(Items from a data source)

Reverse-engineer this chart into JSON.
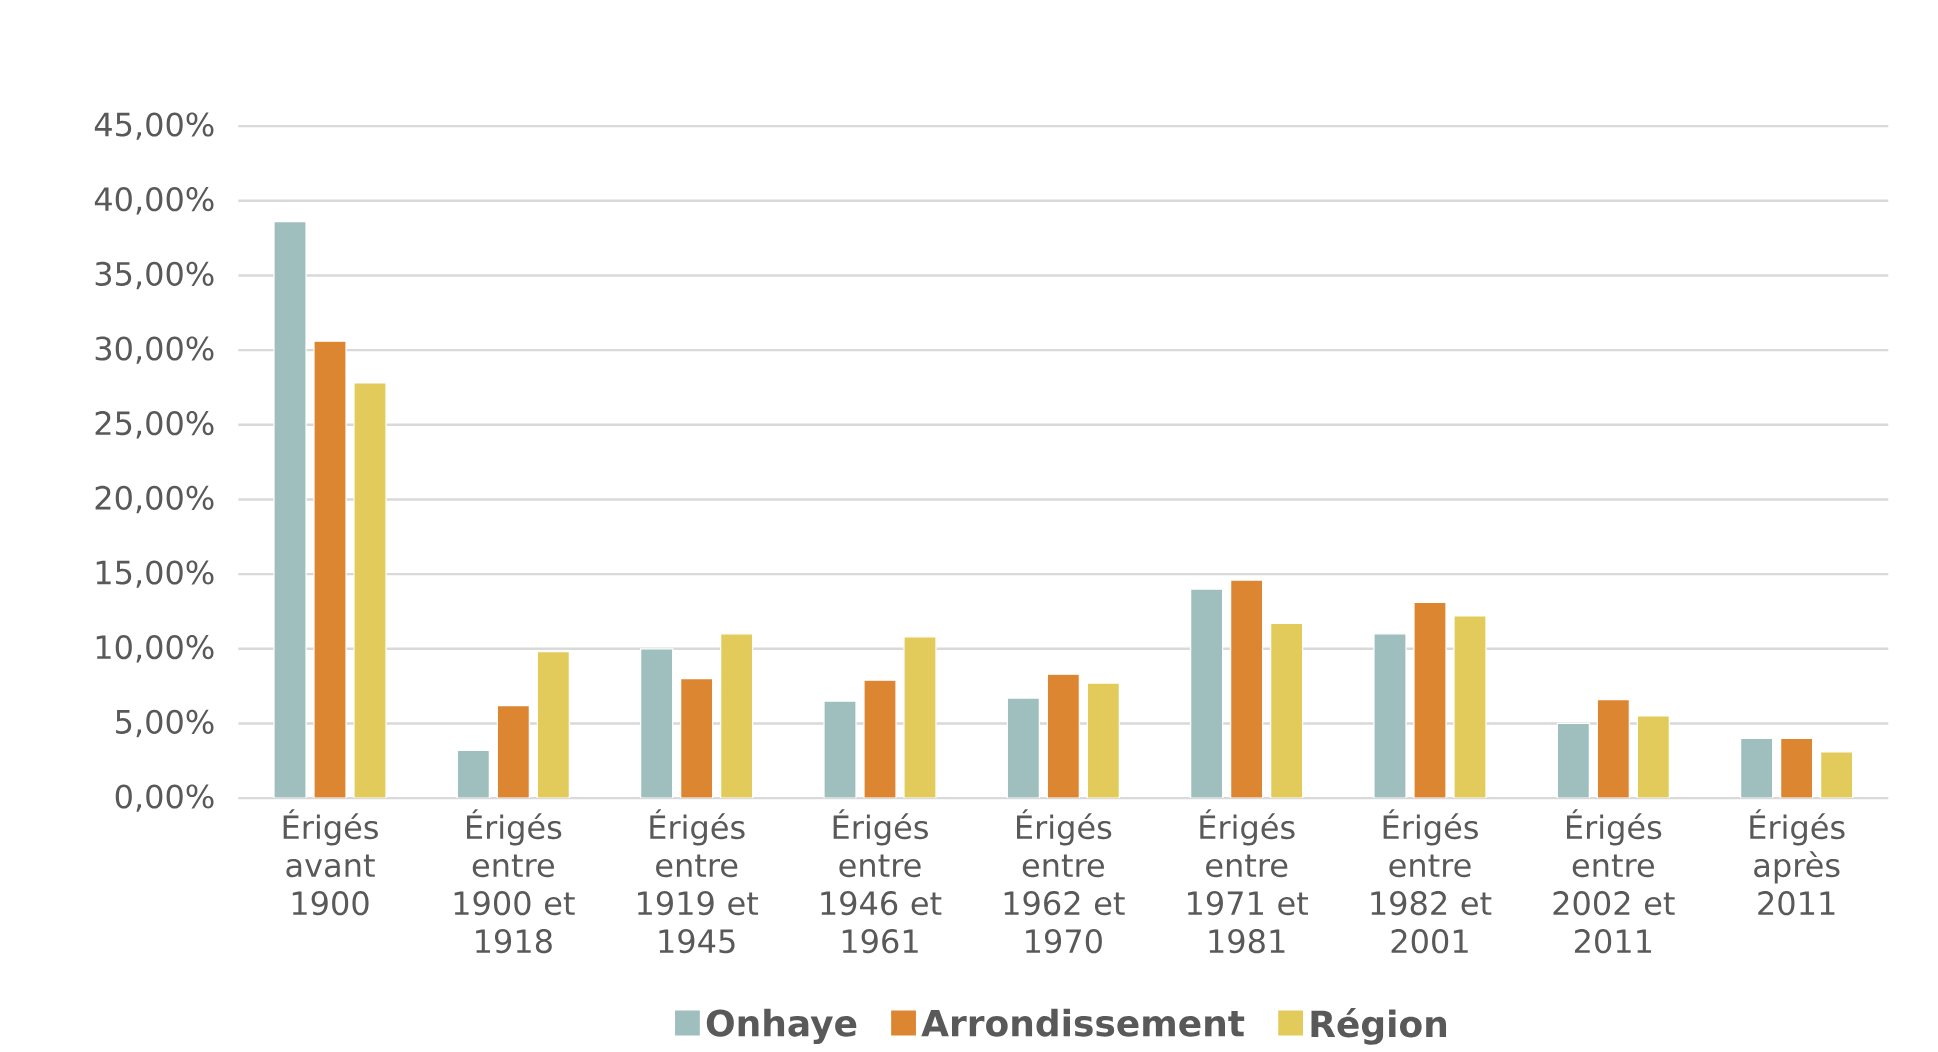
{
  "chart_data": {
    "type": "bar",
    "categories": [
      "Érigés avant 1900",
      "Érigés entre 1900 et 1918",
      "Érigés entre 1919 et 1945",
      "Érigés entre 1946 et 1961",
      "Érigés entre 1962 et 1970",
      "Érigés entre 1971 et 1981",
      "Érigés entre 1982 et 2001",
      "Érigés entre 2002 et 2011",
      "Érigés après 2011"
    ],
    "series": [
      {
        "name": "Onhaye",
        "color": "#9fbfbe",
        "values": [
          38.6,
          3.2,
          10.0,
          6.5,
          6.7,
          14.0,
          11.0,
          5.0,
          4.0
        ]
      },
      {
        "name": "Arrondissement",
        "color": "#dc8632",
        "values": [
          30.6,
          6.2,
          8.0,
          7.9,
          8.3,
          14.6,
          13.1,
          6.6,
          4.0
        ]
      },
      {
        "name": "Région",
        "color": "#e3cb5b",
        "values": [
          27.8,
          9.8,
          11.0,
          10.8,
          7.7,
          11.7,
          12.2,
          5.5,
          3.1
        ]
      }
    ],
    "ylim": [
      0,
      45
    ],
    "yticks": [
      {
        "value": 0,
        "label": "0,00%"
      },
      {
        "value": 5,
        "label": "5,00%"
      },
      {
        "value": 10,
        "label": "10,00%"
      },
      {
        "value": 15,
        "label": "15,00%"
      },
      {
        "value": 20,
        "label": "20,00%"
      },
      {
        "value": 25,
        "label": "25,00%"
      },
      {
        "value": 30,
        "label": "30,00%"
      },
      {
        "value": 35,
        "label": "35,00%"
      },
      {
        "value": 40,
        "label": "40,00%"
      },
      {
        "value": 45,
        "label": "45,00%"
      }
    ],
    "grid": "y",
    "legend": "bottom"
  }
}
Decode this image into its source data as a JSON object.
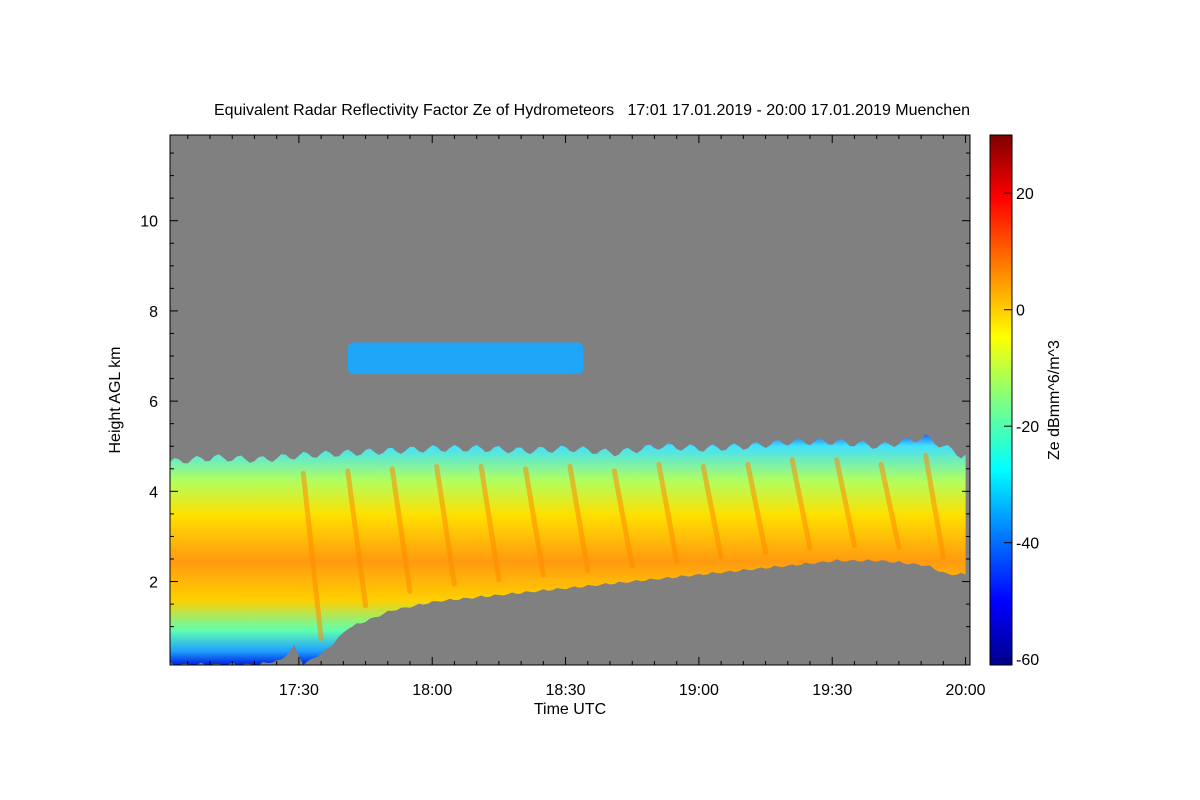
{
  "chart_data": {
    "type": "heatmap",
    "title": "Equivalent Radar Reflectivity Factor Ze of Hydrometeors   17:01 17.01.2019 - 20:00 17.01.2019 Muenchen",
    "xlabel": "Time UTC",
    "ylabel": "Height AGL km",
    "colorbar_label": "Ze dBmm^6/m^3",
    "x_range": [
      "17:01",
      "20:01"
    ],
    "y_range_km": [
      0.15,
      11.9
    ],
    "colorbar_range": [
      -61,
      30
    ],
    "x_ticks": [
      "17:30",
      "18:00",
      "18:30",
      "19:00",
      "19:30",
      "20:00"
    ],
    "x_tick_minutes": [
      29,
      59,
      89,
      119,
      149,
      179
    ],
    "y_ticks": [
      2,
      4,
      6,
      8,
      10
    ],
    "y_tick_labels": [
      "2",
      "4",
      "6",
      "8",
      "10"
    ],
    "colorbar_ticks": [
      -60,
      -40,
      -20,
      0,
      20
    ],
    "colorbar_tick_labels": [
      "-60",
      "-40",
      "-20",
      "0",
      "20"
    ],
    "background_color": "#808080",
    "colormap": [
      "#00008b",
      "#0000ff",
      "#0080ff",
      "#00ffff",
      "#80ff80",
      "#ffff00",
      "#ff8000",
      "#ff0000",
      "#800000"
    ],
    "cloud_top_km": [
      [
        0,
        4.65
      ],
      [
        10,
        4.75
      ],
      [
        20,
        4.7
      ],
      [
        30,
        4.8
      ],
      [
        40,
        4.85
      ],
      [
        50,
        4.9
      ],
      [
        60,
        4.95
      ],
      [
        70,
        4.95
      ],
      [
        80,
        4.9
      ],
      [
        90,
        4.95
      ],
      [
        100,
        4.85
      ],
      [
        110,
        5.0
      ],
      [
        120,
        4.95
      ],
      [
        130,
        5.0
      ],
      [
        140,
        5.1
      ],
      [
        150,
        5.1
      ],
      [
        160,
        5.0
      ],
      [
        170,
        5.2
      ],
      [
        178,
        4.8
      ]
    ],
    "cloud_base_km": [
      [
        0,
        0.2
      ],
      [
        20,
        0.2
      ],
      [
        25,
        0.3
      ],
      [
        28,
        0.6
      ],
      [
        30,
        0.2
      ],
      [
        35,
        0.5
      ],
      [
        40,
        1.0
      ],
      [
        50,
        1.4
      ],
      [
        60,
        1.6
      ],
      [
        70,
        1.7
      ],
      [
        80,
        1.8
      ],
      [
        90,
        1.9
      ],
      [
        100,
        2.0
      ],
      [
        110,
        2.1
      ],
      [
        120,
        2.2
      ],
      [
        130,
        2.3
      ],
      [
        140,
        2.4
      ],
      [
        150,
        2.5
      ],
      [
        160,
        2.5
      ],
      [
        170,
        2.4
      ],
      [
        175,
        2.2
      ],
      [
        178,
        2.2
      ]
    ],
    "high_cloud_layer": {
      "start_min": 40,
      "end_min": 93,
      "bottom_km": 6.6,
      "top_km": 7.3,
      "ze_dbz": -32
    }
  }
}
...
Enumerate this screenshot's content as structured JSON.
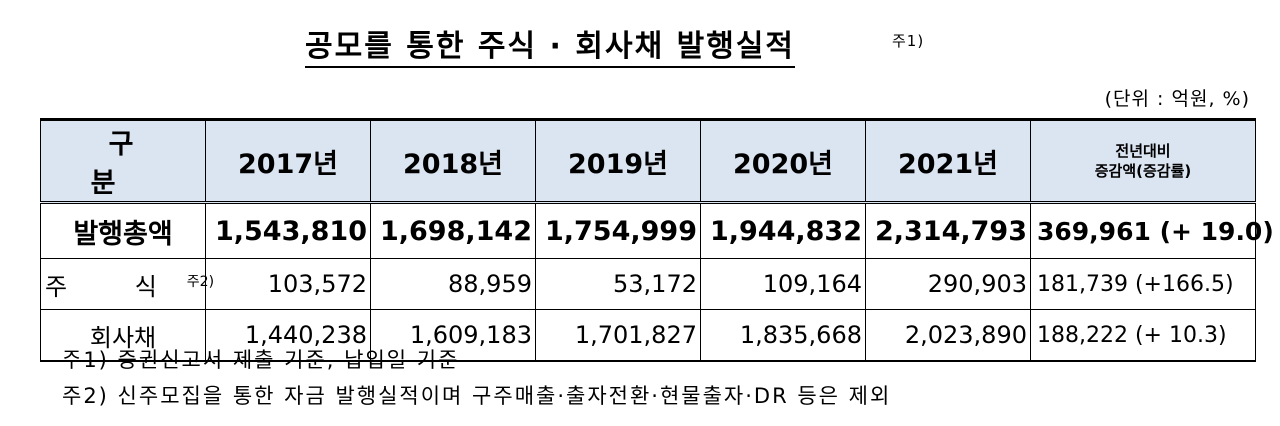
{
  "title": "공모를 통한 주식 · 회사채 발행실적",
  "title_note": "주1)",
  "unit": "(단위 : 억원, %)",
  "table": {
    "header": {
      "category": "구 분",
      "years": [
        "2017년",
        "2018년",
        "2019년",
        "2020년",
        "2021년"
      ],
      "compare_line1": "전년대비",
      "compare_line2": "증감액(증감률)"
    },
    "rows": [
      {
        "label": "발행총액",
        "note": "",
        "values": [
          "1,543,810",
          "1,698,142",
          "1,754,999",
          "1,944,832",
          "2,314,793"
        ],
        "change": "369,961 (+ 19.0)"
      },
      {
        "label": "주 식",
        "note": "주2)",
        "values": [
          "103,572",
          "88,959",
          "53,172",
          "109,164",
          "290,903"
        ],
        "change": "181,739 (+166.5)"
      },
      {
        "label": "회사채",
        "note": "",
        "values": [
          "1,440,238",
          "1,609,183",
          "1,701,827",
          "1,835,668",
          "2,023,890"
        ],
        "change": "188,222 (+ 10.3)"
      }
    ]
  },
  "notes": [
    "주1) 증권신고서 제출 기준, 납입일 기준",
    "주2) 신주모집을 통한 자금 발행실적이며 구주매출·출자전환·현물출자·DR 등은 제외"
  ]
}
---
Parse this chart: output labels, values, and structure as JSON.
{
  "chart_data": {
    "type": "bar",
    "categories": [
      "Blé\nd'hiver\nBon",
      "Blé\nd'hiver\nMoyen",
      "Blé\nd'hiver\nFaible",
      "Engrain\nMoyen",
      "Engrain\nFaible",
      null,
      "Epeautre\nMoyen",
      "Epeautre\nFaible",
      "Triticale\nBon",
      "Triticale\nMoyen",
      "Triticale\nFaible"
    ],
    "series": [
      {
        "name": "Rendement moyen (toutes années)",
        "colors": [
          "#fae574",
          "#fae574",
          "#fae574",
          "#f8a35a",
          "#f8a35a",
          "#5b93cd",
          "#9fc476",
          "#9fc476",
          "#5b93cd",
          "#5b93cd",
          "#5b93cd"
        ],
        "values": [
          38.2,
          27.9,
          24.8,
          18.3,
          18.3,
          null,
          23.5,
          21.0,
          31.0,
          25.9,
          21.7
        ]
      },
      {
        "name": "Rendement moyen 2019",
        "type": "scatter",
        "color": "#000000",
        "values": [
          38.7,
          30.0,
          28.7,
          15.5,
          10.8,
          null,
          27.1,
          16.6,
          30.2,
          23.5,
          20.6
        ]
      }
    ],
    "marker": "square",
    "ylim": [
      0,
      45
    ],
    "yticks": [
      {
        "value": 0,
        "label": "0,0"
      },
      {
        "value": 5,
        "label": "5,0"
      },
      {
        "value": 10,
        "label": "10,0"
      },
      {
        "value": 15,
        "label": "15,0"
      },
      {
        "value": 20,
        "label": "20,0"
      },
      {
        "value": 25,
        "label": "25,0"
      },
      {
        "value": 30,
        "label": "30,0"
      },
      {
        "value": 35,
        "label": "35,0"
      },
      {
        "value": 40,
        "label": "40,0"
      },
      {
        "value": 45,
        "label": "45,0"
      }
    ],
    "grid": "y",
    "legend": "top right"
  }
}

- _Written exercise_
In the listing, find every line containing the word "Érigés" and list it.

- _Task output_
      "Érigés avant 1900",
      "Érigés entre 1900 et 1918",
      "Érigés entre 1919 et 1945",
      "Érigés entre 1946 et 1961",
      "Érigés entre 1962 et 1970",
      "Érigés entre 1971 et 1981",
      "Érigés entre 1982 et 2001",
      "Érigés entre 2002 et 2011",
      "Érigés après 2011"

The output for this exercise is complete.